'''

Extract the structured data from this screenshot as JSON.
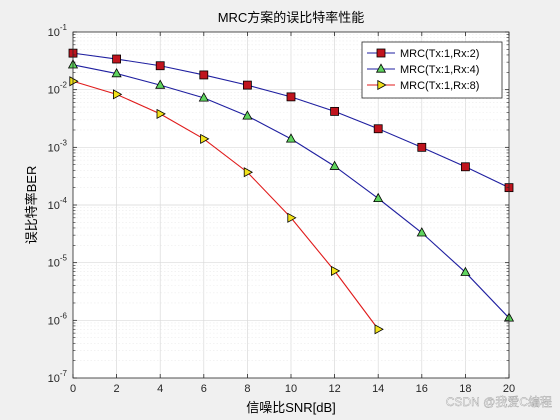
{
  "chart_data": {
    "type": "line",
    "title": "MRC方案的误比特率性能",
    "xlabel": "信噪比SNR[dB]",
    "ylabel": "误比特率BER",
    "xlim": [
      0,
      20
    ],
    "ylim_log10": [
      -7,
      -1
    ],
    "y_scale": "log",
    "x_ticks": [
      "0",
      "2",
      "4",
      "6",
      "8",
      "10",
      "12",
      "14",
      "16",
      "18",
      "20"
    ],
    "y_tick_labels": [
      {
        "base": "10",
        "exp": "-1"
      },
      {
        "base": "10",
        "exp": "-2"
      },
      {
        "base": "10",
        "exp": "-3"
      },
      {
        "base": "10",
        "exp": "-4"
      },
      {
        "base": "10",
        "exp": "-5"
      },
      {
        "base": "10",
        "exp": "-6"
      },
      {
        "base": "10",
        "exp": "-7"
      }
    ],
    "grid": true,
    "legend_position": "top-right",
    "series": [
      {
        "name": "MRC(Tx:1,Rx:2)",
        "color": "#1f1fa0",
        "marker": "square",
        "marker_color": "#c0141e",
        "x": [
          0,
          2,
          4,
          6,
          8,
          10,
          12,
          14,
          16,
          18,
          20
        ],
        "y": [
          0.043,
          0.034,
          0.026,
          0.018,
          0.012,
          0.0075,
          0.0042,
          0.0021,
          0.001,
          0.00046,
          0.0002
        ]
      },
      {
        "name": "MRC(Tx:1,Rx:4)",
        "color": "#1f1fa0",
        "marker": "triangle-up",
        "marker_color": "#5fd35f",
        "x": [
          0,
          2,
          4,
          6,
          8,
          10,
          12,
          14,
          16,
          18,
          20
        ],
        "y": [
          0.027,
          0.019,
          0.012,
          0.0072,
          0.0035,
          0.0014,
          0.00047,
          0.00013,
          3.3e-05,
          6.8e-06,
          1.1e-06
        ]
      },
      {
        "name": "MRC(Tx:1,Rx:8)",
        "color": "#e01b1b",
        "marker": "triangle-right",
        "marker_color": "#f2e21a",
        "x": [
          0,
          2,
          4,
          6,
          8,
          10,
          12,
          14
        ],
        "y": [
          0.014,
          0.0083,
          0.0038,
          0.0014,
          0.00037,
          6e-05,
          7.2e-06,
          7e-07
        ]
      }
    ]
  },
  "watermark": "CSDN @我爱C编程"
}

'''

STATED TASK =
Pick each line holding the word "name" out of the data and copy it.

EXERCISE ANSWER =
        "name": "MRC(Tx:1,Rx:2)",
        "name": "MRC(Tx:1,Rx:4)",
        "name": "MRC(Tx:1,Rx:8)",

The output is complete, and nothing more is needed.